** START OF INFORMATION GIVEN **
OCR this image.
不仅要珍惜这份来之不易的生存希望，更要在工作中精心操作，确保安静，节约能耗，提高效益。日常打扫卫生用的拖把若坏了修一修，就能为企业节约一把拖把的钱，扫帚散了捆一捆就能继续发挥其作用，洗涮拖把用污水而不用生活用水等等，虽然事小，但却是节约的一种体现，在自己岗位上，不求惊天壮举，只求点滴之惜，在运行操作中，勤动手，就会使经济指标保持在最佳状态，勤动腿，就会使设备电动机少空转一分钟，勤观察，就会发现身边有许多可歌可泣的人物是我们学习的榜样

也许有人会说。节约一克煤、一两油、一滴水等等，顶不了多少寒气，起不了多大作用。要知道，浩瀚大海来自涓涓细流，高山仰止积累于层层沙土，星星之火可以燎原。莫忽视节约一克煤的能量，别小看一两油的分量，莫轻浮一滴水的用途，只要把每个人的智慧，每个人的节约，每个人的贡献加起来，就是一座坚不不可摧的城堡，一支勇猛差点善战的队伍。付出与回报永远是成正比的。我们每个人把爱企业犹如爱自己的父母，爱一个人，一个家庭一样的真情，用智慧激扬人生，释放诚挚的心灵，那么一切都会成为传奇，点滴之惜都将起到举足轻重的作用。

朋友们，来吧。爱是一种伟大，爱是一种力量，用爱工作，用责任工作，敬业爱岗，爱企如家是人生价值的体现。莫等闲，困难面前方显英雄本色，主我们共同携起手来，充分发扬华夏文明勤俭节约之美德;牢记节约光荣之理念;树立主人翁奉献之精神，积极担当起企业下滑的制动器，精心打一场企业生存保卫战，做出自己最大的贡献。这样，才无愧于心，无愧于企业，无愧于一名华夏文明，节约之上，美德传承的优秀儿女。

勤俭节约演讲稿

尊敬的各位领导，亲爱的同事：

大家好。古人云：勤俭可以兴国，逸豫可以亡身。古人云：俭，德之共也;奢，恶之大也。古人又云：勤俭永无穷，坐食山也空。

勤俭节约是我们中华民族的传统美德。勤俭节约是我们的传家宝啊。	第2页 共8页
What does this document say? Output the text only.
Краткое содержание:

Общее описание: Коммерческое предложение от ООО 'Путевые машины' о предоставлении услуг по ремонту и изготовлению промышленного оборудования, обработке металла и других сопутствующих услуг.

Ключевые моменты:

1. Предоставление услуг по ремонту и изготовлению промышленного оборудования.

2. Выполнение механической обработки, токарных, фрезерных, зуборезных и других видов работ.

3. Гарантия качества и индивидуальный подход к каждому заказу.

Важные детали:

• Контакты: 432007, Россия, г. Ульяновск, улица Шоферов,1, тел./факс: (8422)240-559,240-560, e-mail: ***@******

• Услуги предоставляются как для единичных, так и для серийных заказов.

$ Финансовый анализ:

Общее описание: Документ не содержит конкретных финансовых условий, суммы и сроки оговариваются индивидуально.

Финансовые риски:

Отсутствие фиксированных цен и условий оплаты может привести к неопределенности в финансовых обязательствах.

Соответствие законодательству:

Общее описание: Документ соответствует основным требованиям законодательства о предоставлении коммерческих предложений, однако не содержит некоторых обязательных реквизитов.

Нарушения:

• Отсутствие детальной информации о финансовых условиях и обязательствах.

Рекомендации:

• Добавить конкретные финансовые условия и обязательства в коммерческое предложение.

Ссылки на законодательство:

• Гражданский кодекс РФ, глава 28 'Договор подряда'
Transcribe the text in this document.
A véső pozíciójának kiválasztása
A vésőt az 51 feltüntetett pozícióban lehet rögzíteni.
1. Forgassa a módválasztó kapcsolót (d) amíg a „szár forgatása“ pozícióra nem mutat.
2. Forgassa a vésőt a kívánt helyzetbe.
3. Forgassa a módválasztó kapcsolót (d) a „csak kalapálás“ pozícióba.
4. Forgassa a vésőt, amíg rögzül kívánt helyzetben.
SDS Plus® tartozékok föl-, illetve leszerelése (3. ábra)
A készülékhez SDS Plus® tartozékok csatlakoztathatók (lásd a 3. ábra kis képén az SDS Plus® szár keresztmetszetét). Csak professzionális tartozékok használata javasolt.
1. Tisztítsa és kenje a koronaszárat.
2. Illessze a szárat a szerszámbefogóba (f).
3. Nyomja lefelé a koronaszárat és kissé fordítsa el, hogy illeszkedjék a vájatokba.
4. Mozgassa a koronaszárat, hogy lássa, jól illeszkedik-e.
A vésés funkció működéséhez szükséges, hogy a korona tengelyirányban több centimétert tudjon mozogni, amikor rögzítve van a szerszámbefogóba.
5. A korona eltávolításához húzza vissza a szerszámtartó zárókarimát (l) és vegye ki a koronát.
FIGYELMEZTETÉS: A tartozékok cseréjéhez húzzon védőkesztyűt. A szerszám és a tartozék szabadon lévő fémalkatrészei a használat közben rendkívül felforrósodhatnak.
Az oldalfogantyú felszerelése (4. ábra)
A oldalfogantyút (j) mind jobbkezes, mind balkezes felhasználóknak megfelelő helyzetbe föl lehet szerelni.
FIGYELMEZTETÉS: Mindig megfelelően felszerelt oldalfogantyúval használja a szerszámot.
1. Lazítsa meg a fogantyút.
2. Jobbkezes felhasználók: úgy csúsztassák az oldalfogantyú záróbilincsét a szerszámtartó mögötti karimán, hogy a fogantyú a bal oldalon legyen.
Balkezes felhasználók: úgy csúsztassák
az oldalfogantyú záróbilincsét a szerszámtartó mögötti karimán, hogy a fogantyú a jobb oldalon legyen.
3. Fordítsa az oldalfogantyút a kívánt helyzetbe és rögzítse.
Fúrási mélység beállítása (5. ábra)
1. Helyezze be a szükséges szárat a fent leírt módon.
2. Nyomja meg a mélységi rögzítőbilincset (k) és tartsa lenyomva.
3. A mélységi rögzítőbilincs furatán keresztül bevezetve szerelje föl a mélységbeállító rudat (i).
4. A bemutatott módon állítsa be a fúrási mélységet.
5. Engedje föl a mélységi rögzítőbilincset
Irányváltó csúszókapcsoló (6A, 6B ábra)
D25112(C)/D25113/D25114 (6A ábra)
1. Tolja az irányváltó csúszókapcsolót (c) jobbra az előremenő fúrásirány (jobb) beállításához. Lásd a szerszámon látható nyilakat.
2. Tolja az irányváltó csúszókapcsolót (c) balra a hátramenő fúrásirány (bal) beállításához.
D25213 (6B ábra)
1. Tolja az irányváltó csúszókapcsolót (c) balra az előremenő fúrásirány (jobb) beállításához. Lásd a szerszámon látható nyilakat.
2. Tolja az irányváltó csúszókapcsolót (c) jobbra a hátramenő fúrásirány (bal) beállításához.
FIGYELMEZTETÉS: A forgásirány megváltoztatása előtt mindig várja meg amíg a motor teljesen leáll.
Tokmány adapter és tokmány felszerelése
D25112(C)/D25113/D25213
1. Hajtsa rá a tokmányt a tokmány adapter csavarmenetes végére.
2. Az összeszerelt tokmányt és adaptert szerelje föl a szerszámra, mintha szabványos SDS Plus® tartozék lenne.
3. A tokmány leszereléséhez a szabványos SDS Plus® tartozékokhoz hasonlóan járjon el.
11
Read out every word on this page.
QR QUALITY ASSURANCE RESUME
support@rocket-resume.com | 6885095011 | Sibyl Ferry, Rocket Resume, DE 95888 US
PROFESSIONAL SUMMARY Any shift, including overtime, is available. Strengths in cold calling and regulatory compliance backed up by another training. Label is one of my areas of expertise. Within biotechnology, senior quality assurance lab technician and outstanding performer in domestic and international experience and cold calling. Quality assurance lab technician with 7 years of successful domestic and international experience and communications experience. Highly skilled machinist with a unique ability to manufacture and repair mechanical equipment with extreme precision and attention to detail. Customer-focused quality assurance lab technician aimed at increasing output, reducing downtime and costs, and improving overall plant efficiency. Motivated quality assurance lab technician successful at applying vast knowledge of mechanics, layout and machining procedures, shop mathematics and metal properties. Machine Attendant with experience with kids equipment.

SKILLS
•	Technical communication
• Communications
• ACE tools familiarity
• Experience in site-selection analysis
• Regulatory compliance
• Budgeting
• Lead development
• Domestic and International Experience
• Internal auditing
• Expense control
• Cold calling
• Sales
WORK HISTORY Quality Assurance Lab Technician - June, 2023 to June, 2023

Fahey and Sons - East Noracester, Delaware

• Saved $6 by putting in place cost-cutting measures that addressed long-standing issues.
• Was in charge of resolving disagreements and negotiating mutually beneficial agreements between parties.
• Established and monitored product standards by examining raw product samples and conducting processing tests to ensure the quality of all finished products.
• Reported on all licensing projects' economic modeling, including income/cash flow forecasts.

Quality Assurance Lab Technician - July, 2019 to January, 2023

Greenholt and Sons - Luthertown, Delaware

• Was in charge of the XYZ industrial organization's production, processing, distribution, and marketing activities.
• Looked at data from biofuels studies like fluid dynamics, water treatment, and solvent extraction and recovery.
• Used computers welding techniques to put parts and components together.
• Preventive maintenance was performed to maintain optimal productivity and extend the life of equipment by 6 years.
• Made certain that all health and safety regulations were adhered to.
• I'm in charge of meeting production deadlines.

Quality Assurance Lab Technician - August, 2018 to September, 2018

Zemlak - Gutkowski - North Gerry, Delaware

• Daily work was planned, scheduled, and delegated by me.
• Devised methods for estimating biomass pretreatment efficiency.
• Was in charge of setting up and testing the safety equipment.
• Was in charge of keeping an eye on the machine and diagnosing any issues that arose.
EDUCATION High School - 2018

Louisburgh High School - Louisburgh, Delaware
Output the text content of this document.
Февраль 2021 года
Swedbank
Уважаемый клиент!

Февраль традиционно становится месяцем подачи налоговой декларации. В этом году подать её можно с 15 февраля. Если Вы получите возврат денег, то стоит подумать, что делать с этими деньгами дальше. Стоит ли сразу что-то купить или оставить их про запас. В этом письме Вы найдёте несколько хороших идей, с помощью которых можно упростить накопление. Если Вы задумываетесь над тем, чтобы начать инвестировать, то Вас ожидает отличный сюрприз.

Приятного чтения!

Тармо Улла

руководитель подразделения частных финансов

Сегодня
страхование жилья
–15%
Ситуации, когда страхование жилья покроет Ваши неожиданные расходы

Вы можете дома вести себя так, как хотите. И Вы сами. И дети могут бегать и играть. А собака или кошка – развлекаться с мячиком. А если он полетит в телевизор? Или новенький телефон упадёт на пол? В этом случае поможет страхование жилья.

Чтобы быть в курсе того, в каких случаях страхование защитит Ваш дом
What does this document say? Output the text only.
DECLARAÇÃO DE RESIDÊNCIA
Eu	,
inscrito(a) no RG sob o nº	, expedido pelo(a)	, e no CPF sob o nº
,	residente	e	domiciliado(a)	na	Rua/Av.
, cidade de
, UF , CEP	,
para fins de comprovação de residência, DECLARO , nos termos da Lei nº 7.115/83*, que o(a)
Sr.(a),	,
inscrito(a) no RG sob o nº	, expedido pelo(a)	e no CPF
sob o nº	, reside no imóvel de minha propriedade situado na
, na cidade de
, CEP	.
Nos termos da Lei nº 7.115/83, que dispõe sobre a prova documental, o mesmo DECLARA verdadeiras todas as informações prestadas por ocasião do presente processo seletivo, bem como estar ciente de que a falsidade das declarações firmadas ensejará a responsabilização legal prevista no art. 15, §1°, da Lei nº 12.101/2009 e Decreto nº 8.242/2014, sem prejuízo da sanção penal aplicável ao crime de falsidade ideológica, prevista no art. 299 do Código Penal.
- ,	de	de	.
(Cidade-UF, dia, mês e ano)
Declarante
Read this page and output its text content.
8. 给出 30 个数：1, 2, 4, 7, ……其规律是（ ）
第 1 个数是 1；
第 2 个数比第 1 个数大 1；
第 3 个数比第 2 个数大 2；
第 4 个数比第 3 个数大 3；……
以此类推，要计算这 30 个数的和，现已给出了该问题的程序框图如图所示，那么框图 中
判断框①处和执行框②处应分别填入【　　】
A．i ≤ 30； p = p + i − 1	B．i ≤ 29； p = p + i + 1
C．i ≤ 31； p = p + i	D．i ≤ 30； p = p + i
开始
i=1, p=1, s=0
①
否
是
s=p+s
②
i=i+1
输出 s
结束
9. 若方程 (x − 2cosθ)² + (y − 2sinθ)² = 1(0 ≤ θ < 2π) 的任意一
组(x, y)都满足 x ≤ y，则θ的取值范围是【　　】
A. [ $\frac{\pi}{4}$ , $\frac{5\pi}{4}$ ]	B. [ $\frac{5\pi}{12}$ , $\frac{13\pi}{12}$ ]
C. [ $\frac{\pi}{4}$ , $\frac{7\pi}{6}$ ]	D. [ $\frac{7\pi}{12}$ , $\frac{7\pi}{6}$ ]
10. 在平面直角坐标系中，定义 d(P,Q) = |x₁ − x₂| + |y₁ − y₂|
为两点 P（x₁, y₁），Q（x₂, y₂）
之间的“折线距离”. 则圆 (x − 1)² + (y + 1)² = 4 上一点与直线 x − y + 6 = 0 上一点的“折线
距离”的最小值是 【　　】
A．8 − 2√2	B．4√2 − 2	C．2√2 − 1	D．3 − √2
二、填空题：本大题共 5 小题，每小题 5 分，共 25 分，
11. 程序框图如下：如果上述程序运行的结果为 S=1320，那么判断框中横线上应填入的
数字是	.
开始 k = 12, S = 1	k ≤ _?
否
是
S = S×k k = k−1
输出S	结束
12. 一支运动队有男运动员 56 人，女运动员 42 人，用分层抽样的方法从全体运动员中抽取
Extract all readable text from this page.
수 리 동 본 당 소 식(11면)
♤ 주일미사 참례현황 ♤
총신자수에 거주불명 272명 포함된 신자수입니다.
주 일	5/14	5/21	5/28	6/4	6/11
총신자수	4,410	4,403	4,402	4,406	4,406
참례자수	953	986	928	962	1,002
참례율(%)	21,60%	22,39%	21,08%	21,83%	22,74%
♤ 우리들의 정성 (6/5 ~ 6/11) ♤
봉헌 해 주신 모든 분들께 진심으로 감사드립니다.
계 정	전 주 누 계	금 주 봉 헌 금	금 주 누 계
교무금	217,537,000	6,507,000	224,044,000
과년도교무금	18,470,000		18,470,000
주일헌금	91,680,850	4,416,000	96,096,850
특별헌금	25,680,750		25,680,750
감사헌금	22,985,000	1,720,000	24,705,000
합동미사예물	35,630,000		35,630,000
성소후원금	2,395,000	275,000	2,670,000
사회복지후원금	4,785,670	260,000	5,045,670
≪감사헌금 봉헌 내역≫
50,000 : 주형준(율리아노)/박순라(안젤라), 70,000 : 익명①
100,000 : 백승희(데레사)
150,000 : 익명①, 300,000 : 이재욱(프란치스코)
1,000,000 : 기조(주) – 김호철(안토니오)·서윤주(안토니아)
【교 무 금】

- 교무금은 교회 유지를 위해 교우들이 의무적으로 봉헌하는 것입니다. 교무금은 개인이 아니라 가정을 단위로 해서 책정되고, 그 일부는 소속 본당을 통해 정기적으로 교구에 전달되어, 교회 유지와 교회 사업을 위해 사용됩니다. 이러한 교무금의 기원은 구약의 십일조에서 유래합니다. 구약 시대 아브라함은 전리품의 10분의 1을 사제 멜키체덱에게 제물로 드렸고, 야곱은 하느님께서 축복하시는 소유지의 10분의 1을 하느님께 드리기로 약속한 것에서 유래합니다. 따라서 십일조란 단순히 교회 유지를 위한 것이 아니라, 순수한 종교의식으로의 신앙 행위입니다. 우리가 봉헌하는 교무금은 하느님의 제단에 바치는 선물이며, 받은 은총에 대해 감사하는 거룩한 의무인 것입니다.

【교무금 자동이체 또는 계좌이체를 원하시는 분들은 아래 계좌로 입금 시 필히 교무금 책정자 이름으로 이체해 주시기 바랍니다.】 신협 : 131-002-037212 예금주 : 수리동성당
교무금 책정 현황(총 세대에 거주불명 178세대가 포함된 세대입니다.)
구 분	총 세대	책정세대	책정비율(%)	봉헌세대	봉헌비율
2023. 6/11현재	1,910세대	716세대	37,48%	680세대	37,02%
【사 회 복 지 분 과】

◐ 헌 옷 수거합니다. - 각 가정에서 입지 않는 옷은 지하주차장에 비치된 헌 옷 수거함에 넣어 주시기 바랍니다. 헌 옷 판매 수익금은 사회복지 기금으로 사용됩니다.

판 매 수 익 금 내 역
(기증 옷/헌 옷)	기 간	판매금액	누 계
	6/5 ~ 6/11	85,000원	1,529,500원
** END OF INFORMATION GIVEN **
### [SET PROBLEM]
Extract, from the material above, each line holding the word "Общее".

### [RESULT OF THE EXERCISE]
Общее описание: Коммерческое предложение от ООО 'Путевые машины' о предоставлении услуг по ремонту и изготовлению промышленного оборудования, обработке металла и других сопутствующих услуг.
Общее описание: Документ не содержит конкретных финансовых условий, суммы и сроки оговариваются индивидуально.
Общее описание: Документ соответствует основным требованиям законодательства о предоставлении коммерческих предложений, однако не содержит некоторых обязательных реквизитов.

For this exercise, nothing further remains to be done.